(EXERCISE AIM)
Send back the data below exactly. Drop every picture.

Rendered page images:
————————

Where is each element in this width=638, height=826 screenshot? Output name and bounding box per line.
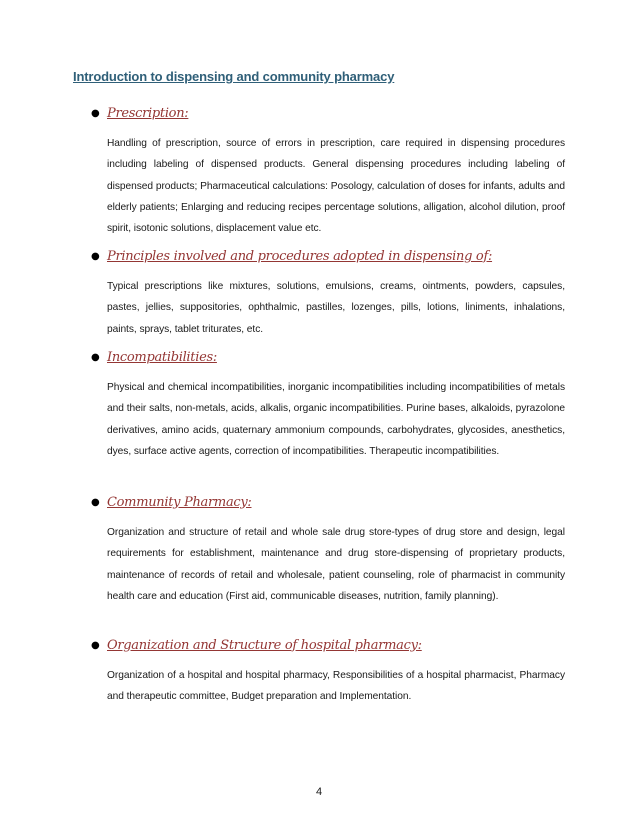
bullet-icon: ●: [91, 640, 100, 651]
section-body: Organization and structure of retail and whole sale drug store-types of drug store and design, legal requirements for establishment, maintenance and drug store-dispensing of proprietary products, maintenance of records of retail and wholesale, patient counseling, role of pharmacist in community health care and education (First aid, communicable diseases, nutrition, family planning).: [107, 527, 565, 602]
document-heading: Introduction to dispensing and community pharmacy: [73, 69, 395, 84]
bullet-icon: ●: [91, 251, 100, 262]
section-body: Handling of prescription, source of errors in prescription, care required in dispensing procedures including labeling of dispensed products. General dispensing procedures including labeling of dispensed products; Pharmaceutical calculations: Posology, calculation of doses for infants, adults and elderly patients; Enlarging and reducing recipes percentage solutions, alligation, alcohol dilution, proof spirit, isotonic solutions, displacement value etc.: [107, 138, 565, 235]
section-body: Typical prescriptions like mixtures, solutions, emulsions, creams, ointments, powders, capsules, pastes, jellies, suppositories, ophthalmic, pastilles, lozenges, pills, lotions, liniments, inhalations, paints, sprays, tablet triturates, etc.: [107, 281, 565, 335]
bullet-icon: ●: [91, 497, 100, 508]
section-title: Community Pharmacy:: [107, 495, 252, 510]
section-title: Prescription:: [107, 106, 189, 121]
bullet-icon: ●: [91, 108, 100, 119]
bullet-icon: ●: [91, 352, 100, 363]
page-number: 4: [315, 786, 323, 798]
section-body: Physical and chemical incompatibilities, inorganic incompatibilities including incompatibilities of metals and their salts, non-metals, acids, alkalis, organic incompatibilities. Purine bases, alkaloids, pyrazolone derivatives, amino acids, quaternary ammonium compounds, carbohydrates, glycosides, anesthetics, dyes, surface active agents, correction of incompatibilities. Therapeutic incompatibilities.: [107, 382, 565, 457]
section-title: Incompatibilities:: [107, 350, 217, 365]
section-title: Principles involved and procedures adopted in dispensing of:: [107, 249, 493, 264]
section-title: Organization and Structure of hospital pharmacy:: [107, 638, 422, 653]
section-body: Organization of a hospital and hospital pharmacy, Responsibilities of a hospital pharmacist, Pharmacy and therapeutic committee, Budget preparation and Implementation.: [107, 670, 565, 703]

————————

(SOLUTION FOR THIS EXERCISE)
Where is each element in this width=638, height=826 screenshot? Output name and bounding box per line.
bullet-icon: ●: [91, 640, 100, 651]
section-body: Organization and structure of retail and whole sale drug store-types of drug store and design, legal requirements for establishment, maintenance and drug store-dispensing of proprietary products, maintenance of records of retail and wholesale, patient counseling, role of pharmacist in community health care and education (First aid, communicable diseases, nutrition, family planning).: [107, 527, 565, 602]
document-heading: Introduction to dispensing and community pharmacy: [73, 69, 395, 84]
bullet-icon: ●: [91, 251, 100, 262]
section-body: Handling of prescription, source of errors in prescription, care required in dispensing procedures including labeling of dispensed products. General dispensing procedures including labeling of dispensed products; Pharmaceutical calculations: Posology, calculation of doses for infants, adults and elderly patients; Enlarging and reducing recipes percentage solutions, alligation, alcohol dilution, proof spirit, isotonic solutions, displacement value etc.: [107, 138, 565, 235]
section-body: Typical prescriptions like mixtures, solutions, emulsions, creams, ointments, powders, capsules, pastes, jellies, suppositories, ophthalmic, pastilles, lozenges, pills, lotions, liniments, inhalations, paints, sprays, tablet triturates, etc.: [107, 281, 565, 335]
bullet-icon: ●: [91, 497, 100, 508]
section-title: Community Pharmacy:: [107, 495, 252, 510]
section-title: Prescription:: [107, 106, 189, 121]
bullet-icon: ●: [91, 108, 100, 119]
bullet-icon: ●: [91, 352, 100, 363]
page-number: 4: [315, 786, 323, 798]
section-body: Physical and chemical incompatibilities, inorganic incompatibilities including incompatibilities of metals and their salts, non-metals, acids, alkalis, organic incompatibilities. Purine bases, alkaloids, pyrazolone derivatives, amino acids, quaternary ammonium compounds, carbohydrates, glycosides, anesthetics, dyes, surface active agents, correction of incompatibilities. Therapeutic incompatibilities.: [107, 382, 565, 457]
section-title: Incompatibilities:: [107, 350, 217, 365]
section-title: Principles involved and procedures adopted in dispensing of:: [107, 249, 493, 264]
section-title: Organization and Structure of hospital pharmacy:: [107, 638, 422, 653]
section-body: Organization of a hospital and hospital pharmacy, Responsibilities of a hospital pharmacist, Pharmacy and therapeutic committee, Budget preparation and Implementation.: [107, 670, 565, 703]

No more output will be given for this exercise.